[Tasks to complete]:
A. According to the tips for aching joints and bones, which leafy greens are the best choices for calcium?
B. Continue the tips for aching joints and bones from where they stop.

[Selected excerpt]:
╭──

Help for Aching Joints and Bones

When planning meals, those suffering from bone and joint pain need to make an extra effort to reduce acidity and inflammation. The following tips can help.

  1. Adopt a low-glycemic, alkalizing diet with lots of vegetables. Plant-based foods provide micronutrients and antioxidants, while addressing inflammation and acidity. They also support the body’s natural detoxification mechanisms.
     
  2. Decrease or eliminate dairy, cooked oils, nonorganic or processed meat, alcohol, gluten, processed foods, and sugar. These all increase acidity and fuel chronic inflammation, both factors that accelerate bone loss.
     
  3. Dairy is rich in calcium, but it’s also difficult to digest and is missing its companion mineral for bone health, magnesium. The best choices for calcium are leafy greens, such as chard, spinach, and kale. Cruciferous vegetables such as broccoli are excellent, as are almonds and other nuts, all of which are also good magnesium sources.
     
  4. Magnesium deficiency can reduce the body’s ability to absorb calcium, and about half of our magnesium is found in bones.  As we age, we start to lose the ability to absorb magnesium, so diet and supplements become more important. Stock up on green leafy vegetables, beans, whole grains, and nuts. Topical magnesium creams or oils can also be helpful.

╰──

[Data under study]:
╭──

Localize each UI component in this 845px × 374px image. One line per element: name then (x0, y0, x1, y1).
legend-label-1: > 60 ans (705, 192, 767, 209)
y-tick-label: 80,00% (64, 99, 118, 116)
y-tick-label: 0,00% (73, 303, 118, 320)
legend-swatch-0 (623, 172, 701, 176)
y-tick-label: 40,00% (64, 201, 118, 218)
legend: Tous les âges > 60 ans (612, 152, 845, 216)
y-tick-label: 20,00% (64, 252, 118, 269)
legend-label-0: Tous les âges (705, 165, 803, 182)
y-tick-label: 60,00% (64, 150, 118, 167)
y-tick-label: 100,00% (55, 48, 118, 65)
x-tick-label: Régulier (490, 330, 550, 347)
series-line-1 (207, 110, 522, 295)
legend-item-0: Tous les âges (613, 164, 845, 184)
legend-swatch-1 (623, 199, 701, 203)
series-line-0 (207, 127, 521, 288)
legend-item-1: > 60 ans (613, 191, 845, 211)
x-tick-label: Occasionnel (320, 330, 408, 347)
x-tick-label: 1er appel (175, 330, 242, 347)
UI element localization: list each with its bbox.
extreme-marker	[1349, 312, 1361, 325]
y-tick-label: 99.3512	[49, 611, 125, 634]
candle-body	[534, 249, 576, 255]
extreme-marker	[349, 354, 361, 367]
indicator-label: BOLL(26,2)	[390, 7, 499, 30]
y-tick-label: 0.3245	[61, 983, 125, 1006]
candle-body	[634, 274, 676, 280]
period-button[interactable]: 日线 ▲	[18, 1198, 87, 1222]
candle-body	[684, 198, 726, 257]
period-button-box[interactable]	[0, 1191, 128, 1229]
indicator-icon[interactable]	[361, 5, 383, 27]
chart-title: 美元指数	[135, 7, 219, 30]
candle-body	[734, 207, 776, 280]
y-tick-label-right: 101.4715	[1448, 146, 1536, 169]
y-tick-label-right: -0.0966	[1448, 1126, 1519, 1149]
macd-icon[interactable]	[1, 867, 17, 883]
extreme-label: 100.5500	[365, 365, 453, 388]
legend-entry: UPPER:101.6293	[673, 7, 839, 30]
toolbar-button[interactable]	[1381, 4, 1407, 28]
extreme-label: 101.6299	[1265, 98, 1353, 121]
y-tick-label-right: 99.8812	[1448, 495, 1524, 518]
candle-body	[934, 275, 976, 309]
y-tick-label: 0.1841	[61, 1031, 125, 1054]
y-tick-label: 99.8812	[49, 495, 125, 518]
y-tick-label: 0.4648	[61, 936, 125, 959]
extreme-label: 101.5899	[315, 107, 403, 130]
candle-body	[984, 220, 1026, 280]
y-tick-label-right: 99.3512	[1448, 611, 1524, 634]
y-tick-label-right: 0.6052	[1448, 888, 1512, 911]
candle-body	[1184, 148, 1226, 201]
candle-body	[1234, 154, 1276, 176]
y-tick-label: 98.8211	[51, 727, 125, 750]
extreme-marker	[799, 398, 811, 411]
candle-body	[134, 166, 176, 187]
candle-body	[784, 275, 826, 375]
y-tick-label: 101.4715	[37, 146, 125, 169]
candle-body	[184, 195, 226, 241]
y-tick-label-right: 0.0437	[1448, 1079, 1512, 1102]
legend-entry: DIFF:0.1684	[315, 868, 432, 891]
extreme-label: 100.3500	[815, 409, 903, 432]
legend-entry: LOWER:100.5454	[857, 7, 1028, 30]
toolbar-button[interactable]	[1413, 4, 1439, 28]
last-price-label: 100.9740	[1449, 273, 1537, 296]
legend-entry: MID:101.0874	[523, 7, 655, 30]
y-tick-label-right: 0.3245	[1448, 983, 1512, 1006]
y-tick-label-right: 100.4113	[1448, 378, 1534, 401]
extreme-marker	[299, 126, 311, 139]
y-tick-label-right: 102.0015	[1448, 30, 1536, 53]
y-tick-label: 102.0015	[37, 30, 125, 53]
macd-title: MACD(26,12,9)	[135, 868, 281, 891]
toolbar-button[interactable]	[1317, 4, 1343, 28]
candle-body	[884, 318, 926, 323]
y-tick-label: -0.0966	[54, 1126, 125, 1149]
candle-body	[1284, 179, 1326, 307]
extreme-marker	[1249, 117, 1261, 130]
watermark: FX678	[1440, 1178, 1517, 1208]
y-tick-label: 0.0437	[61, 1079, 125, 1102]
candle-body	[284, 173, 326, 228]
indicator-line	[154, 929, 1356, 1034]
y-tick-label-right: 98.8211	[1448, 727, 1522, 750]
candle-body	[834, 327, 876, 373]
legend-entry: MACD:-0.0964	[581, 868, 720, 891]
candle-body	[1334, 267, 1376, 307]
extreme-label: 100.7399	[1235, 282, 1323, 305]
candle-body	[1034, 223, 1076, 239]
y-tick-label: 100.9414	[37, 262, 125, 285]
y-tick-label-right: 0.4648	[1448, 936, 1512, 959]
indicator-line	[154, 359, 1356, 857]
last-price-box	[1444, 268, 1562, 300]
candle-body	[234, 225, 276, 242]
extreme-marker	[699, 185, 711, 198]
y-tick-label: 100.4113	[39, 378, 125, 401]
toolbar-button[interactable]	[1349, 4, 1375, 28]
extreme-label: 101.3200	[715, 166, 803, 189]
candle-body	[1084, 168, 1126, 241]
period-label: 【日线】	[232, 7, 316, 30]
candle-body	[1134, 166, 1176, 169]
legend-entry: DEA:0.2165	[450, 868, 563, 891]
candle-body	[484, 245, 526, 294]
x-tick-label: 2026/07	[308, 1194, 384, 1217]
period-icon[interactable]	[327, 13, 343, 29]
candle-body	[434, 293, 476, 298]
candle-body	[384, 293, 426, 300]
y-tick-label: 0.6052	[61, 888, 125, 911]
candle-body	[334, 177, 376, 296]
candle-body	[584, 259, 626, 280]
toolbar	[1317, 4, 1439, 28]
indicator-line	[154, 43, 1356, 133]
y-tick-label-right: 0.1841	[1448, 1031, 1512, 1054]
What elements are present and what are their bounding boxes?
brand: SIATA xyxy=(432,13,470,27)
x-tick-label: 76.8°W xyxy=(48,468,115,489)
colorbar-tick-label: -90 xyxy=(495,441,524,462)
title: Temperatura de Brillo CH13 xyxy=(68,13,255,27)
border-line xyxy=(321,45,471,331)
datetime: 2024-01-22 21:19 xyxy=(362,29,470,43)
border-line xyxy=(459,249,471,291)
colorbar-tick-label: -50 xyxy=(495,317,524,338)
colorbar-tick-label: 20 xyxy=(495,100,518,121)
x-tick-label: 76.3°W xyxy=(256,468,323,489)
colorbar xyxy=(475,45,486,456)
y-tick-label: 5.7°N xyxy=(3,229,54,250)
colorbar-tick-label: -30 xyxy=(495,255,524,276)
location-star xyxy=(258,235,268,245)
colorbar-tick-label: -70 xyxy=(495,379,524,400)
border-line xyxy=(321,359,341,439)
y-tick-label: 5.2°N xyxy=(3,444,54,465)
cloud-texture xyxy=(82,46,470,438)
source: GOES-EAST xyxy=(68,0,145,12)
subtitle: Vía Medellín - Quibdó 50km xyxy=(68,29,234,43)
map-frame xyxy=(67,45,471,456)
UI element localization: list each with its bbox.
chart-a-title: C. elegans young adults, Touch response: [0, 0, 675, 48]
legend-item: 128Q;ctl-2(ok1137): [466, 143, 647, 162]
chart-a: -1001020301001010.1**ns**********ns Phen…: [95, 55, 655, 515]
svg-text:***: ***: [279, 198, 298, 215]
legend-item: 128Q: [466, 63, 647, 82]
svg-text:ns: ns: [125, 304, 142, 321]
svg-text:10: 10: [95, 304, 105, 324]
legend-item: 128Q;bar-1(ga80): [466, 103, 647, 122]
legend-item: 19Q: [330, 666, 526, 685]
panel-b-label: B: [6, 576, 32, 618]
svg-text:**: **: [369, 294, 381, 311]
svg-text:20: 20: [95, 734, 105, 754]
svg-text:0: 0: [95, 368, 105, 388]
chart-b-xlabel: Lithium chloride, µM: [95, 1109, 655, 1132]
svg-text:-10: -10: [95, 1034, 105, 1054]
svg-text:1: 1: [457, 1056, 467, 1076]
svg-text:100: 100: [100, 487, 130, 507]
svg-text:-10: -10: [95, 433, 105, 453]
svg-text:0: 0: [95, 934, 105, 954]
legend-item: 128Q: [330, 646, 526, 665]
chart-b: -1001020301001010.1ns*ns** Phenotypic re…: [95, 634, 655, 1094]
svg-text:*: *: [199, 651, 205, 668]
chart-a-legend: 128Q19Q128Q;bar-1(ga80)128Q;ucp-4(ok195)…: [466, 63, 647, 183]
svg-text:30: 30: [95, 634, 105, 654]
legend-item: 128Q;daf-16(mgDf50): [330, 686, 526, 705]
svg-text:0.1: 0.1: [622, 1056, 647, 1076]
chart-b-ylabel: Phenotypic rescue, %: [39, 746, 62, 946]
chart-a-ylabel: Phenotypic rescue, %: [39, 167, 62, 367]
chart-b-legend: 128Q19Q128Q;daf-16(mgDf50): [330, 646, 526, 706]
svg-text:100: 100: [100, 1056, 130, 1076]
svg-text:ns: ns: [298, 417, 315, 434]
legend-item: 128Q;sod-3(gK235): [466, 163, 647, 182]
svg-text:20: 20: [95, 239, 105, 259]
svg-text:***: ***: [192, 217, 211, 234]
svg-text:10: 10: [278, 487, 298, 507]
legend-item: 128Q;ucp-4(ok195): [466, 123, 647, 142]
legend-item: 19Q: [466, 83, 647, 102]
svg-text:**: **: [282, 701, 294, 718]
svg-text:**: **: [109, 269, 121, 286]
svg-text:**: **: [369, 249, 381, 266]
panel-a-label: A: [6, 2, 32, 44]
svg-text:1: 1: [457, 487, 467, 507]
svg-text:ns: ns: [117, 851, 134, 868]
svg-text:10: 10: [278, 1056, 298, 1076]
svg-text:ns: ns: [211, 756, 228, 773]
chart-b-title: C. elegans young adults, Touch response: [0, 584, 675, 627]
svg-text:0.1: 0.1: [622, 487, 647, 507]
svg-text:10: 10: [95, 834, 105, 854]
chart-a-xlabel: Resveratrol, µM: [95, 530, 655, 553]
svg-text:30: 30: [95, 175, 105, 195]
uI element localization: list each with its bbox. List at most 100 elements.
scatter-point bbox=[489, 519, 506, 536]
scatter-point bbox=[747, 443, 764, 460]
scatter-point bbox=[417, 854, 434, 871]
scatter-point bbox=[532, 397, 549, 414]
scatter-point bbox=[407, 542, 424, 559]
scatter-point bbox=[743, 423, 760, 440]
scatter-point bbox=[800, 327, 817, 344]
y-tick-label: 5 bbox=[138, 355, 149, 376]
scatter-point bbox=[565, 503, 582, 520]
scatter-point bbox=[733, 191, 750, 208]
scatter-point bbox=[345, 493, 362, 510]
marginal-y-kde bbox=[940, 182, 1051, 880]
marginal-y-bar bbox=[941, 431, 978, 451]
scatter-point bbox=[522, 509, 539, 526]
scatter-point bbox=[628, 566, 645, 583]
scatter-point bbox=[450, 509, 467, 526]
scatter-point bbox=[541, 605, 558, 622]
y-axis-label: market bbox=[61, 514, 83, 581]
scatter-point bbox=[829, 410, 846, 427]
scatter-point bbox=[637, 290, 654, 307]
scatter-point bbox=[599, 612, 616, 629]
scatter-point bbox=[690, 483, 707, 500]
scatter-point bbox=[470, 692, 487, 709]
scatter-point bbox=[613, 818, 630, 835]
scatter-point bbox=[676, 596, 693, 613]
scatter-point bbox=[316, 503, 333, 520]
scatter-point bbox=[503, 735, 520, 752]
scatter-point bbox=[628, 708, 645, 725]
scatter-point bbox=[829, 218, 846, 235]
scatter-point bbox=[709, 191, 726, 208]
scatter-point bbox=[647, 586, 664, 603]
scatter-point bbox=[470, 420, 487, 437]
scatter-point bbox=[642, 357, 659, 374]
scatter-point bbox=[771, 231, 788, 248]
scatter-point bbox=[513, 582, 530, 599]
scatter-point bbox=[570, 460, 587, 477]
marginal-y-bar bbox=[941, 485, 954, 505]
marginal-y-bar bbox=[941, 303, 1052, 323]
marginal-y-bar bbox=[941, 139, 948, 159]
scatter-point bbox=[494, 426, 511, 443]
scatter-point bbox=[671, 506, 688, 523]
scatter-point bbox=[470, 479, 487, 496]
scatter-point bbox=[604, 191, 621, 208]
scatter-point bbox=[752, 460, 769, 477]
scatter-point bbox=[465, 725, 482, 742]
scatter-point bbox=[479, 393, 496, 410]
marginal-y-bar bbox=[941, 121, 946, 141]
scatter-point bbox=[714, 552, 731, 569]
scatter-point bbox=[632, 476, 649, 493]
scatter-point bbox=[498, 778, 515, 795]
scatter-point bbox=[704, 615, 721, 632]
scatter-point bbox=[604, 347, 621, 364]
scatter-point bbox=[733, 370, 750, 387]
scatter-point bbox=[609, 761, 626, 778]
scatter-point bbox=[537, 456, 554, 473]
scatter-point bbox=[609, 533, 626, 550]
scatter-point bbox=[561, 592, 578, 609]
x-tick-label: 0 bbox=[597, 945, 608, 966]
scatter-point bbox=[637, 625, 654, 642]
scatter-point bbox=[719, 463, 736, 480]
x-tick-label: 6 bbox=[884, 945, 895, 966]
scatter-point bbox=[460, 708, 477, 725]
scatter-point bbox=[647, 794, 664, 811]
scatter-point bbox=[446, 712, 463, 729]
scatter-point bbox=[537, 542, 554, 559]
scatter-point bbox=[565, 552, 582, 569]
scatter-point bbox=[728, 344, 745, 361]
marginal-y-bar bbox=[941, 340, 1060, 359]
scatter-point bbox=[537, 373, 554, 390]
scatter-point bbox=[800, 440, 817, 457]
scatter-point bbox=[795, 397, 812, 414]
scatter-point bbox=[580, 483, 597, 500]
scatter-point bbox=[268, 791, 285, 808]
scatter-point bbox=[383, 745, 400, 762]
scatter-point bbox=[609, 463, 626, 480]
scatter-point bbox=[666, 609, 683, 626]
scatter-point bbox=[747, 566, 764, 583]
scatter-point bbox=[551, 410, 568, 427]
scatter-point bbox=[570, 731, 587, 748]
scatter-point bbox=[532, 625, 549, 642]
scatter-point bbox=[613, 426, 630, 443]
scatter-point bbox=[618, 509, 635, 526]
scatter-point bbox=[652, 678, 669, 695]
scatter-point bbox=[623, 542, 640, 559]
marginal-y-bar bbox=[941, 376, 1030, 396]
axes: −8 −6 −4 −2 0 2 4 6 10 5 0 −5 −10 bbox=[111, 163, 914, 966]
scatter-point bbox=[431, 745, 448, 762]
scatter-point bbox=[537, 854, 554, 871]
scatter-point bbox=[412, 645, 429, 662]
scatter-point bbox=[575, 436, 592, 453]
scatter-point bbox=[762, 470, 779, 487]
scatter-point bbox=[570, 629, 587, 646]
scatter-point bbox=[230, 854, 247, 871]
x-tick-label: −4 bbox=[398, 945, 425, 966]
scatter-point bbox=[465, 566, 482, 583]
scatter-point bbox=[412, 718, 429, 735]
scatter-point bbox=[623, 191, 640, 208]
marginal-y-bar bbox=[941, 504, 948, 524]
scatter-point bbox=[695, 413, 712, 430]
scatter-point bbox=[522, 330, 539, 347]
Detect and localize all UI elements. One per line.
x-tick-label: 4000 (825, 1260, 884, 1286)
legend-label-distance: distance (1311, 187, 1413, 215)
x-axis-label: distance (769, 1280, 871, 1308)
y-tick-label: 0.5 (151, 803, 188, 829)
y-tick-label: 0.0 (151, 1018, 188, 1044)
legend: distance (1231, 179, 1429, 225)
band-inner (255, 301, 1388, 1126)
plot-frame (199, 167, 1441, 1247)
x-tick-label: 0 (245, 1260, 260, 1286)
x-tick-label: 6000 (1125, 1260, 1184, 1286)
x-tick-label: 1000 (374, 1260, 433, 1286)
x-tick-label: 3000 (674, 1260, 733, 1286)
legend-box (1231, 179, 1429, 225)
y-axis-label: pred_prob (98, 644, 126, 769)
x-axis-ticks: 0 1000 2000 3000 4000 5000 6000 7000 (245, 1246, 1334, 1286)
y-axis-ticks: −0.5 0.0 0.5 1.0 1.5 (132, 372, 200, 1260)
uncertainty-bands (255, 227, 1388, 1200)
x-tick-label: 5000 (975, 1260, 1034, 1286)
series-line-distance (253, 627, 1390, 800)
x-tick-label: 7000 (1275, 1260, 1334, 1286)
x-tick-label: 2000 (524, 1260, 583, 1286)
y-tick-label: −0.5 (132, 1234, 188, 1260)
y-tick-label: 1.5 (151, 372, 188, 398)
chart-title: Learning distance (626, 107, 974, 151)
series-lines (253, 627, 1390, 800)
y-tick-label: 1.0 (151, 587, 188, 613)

╰──

[Outputs by task]:
A. Chard, spinach, and kale.

B.
  5. Increase intake of omega 3 fatty acids. A study from researchers at Ohio State showed that improving the ratio of omega 3 to omega 6 decreased the risk of hip fractures. Omega 3s are found in coldwater fatty fish, such as wild salmon and sardines, as well as flax seeds, chia seeds, and walnuts. A high-quality omega supplement can help as well.
     
  6. Vitamin K plays a significant role in bone health. This nutrient boosts bone density, reduces fracture risk, and works with vitamin D to enhance bone metabolism. It also helps the body distribute calcium properly, to avoid dangerous calcium deposits around joints and in artery walls.
     
  7. Vitamin D3 is closely involved in calcium absorption and thus bone density, so maintaining adequate levels can be part of our firewall against osteoporosis. Vitamin D3 can be obtained from spending time every day in the sun, as well as from natural vitamin D3 supplements.
     
  8. On the joint side, glucosamine, MSM, chondroitin, hyaluronic acid, and collagen hydrolysate can help ease arthritis pain, particularly when combined with nonsteroidal anti-inflammatory compounds (NSAIDs) and antioxidants.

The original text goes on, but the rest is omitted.